> **Exercise materials**
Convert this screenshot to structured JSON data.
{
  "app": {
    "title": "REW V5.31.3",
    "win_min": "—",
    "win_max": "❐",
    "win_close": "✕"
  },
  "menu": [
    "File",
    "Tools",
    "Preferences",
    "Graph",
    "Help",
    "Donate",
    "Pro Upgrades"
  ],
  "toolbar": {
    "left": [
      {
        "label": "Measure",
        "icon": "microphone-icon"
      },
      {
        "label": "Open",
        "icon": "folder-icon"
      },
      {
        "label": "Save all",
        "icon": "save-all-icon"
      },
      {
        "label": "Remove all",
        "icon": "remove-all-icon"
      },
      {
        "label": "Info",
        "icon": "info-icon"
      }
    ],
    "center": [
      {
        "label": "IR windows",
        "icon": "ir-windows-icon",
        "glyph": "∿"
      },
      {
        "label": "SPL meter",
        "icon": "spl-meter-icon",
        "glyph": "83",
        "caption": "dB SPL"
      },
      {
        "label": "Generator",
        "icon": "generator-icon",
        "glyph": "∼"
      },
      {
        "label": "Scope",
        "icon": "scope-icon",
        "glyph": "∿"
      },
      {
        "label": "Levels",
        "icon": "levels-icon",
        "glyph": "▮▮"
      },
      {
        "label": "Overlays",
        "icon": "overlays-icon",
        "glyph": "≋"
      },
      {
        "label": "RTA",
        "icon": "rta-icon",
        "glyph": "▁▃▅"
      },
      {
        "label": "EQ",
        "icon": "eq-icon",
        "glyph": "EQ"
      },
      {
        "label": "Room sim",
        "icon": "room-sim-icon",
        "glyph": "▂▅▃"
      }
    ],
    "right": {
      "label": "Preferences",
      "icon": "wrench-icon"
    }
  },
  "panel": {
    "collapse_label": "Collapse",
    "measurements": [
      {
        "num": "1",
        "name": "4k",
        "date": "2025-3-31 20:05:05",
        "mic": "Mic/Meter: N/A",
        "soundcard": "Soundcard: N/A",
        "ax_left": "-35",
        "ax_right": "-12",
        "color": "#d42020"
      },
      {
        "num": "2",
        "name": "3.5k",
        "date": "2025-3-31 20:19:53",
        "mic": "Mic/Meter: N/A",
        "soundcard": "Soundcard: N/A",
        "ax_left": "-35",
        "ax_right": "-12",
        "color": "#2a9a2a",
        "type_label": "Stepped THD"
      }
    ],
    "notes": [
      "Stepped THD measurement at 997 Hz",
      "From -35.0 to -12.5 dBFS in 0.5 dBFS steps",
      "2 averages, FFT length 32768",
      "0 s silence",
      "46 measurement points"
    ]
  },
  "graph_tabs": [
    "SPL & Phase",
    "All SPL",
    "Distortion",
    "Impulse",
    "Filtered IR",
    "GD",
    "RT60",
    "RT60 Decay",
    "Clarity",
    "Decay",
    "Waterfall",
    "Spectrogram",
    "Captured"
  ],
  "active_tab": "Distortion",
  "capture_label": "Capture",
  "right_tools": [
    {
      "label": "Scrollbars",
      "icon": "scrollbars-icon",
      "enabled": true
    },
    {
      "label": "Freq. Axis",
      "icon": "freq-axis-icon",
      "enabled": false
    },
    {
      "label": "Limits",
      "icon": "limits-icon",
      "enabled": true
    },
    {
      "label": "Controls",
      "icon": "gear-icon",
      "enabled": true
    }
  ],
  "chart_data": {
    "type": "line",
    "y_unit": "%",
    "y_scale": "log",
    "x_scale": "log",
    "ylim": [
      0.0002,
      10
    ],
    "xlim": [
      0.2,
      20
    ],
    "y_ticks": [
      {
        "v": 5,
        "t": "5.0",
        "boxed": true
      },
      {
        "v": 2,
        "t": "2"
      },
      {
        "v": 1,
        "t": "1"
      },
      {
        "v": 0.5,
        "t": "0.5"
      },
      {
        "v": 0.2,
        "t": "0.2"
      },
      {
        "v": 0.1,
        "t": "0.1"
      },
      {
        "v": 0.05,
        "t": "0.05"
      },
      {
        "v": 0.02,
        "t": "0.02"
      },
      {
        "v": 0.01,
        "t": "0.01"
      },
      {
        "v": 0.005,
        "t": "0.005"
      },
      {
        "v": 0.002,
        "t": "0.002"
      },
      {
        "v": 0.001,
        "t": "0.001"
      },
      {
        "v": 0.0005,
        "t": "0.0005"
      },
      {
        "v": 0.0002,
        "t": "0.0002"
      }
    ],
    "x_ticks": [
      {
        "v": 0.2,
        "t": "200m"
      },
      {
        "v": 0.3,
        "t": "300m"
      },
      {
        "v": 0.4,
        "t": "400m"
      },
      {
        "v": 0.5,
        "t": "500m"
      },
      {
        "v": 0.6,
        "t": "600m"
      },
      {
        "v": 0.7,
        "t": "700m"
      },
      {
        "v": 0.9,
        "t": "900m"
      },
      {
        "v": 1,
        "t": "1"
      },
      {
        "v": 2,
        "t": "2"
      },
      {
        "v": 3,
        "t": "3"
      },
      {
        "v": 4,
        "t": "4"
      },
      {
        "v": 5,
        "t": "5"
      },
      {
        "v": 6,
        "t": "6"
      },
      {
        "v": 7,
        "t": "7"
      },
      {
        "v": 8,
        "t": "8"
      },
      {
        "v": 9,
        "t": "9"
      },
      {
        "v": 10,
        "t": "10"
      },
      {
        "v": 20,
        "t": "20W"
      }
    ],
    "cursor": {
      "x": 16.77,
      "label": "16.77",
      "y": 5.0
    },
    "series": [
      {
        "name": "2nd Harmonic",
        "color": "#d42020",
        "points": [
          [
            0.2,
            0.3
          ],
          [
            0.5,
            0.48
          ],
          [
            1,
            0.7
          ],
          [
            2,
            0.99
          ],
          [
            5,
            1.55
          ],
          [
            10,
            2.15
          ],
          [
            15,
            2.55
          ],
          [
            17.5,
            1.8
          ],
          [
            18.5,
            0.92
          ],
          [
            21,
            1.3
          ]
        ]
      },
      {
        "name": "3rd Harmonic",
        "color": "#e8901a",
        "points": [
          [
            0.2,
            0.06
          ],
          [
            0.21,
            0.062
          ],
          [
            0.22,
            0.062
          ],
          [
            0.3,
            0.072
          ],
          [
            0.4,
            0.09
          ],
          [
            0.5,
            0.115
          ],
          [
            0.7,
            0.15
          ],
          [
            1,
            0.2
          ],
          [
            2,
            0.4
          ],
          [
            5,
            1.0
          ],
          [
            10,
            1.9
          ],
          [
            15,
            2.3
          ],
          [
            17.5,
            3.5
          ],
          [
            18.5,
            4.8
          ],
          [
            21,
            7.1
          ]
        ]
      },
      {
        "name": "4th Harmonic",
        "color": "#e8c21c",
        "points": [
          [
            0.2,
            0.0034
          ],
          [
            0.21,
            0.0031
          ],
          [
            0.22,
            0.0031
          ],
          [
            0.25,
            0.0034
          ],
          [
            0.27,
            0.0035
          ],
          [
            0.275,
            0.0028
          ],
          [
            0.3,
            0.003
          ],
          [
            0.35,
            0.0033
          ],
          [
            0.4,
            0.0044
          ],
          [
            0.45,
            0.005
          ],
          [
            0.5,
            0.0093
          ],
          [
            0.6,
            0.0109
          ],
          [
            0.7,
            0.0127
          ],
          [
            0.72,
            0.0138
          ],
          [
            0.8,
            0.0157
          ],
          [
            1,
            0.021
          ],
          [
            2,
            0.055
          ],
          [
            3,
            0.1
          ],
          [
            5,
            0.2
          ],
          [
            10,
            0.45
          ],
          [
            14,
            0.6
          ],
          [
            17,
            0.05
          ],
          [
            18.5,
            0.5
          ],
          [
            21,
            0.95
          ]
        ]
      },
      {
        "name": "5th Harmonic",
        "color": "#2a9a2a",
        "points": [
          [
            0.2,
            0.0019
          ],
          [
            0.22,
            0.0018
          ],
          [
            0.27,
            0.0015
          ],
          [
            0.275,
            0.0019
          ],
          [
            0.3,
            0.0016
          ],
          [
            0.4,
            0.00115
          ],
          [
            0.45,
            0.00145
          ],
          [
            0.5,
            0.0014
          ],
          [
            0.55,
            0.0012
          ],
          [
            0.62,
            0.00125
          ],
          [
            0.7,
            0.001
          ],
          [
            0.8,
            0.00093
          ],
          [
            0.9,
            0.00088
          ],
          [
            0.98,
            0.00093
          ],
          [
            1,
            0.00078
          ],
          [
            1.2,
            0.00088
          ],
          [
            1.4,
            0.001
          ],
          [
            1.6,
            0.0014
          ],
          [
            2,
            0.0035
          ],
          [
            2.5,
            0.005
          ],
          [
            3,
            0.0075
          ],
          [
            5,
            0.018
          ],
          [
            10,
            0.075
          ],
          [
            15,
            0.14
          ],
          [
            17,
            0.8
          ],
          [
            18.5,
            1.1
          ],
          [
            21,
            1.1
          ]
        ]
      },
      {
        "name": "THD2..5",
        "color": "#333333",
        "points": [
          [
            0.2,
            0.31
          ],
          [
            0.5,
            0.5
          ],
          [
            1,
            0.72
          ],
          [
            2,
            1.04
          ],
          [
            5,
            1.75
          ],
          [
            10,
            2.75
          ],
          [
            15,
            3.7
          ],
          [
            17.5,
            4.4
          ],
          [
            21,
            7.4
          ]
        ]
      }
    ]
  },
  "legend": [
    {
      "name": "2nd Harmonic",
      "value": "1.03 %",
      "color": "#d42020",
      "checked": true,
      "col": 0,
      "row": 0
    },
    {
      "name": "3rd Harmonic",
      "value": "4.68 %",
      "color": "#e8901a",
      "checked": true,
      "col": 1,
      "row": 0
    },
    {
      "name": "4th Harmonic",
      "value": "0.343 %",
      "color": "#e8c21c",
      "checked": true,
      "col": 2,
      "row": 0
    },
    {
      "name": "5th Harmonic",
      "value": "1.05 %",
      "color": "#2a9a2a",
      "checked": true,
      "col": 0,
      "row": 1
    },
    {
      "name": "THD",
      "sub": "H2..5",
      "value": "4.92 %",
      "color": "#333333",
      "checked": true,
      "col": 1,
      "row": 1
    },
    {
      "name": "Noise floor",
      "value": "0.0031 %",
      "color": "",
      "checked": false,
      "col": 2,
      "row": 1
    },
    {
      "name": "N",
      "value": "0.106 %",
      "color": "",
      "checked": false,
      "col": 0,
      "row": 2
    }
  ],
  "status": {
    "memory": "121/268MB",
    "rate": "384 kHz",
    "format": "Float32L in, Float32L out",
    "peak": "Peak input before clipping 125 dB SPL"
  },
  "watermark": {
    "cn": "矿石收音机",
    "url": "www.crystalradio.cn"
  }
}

> **Goal of the exercise**
Gather from the records above every line containing the string "Stepped".

> **The completed task**
        "type_label": "Stepped THD"
      "Stepped THD measurement at 997 Hz",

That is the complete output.